**Work task A:** Reproduce word for word the part of the passage on outreach to patients with substance use disorder that begins with the words containing "It is about" and ends with "need them most.".
**Work task B:** Please extend the passage on outreach to patients with substance use disorder, starting after its final sentence rather than after the entries.

**Page extract:**
--- START ---

When we treat patient outreach as a high-volume objective with a "blunt instrument" approach, we are essentially shooting in the dark.
As a physician, I’ve learned that the most critical clinical milestone isn't always the treatment itself. It’s the moment a patient decides to seek it.
For those navigating Substance Use Disorder (SUD), this moment is incredibly fragile. These are complex patients dealing with a web of stigma and often several past attempts at recovery. Every patient is on a unique journey: some are ready to seek a program today, while others are still debating if they should ever try again, and some remain in denial. We cannot expect a "one-size-fits-all" approach to work for such a nuanced population. We need to reach people when they’re most receptive to receiving care.
When we treat patient outreach as a high-volume objective with a "blunt instrument" approach, we are essentially shooting in the dark. Hope is not a strategy, especially when it comes to chronic diseases like substance abuse. To truly close gaps in care, we must move away from disconnected data sets and toward a precision-based strategy.
It is about identifying both where a patient is on their journey and, more importantly, precisely when and how they might be receptive to receiving care. Identifying patients early allows us to move past the noise and focus limited clinical resources on the members who need them most.

--- END ---

**Given data:**

--- START ---

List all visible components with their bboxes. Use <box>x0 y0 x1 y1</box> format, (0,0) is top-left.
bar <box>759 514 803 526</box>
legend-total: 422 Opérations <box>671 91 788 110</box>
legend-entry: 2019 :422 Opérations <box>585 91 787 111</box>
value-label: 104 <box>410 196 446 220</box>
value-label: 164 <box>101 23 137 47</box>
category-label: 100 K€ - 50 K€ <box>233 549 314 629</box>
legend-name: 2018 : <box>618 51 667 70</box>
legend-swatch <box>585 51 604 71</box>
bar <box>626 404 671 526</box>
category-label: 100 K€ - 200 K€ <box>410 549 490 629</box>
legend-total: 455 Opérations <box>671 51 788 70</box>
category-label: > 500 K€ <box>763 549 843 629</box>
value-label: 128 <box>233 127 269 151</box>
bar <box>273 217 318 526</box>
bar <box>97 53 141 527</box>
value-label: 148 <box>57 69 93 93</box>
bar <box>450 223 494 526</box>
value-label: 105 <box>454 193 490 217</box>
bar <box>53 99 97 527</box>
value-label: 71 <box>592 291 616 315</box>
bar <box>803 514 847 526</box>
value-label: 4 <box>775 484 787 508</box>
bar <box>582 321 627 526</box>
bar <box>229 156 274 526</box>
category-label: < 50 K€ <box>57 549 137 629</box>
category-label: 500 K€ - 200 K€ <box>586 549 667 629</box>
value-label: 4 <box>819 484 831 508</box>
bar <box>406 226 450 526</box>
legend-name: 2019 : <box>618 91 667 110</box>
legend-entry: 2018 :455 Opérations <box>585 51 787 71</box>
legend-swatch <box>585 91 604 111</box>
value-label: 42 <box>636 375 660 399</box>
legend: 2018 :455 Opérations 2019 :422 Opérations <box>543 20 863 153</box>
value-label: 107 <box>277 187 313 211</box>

--- END ---

**Exercise answer A:**
It is about identifying both where a patient is on their journey and, more importantly, precisely when and how they might be receptive to receiving care. Identifying patients early allows us to move past the noise and focus limited clinical resources on the members who need them most.

**Exercise answer B:**
I have seen the power of this precision outreach firsthand through RadiantGraph’s work. In a program with Pelago, they were able to identify members with specific evidence of risk for Alcohol Use Disorder (AUD). By delivering outreach tailored specifically to that need, rather than generic messaging, the program achieved a 15.8x lift in enrollment within it’s precision audience compared to broad SUD outreach.
Beyond just finding the right patients, precision allows us to be significantly more efficient with clinical resources. In a separate campaign, RadiantGraph utilized their Smart Spend model to rank members by their likelihood to engage. By focusing only on the top 70% of that ranked list, were able to reduce the outreach audience by 30% while still preserving 100% of projected registrations. This methodology isn't limited to a single condition. When applying similar predictive scoring to pharmacist outbound calls for other clinical programs, a 40% reduction in outreach time was seen. It is clear that smarter engagement doesn’t just improve the bottom line—it enables clinicians to be more impactful in every conversation, removing the "guesswork" from their days.
If we can solve the engagement challenge for a condition as complex and stigmatized as substance abuse, we can do it for any clinical program. Whether it’s chronic pain, OCD, or smoking cessation, the goal remains the same, ensuring clinical care resources are focused on the patients who need them most, at the exact moment they are ready to say "yes."
Personally, I’d love to see this precision-based approach applied across all conditions, because no patient fits into a single box. When we stop guessing and start identifying the right moment for connection, we finally start building the trust bridge to care that our patients truly deserve.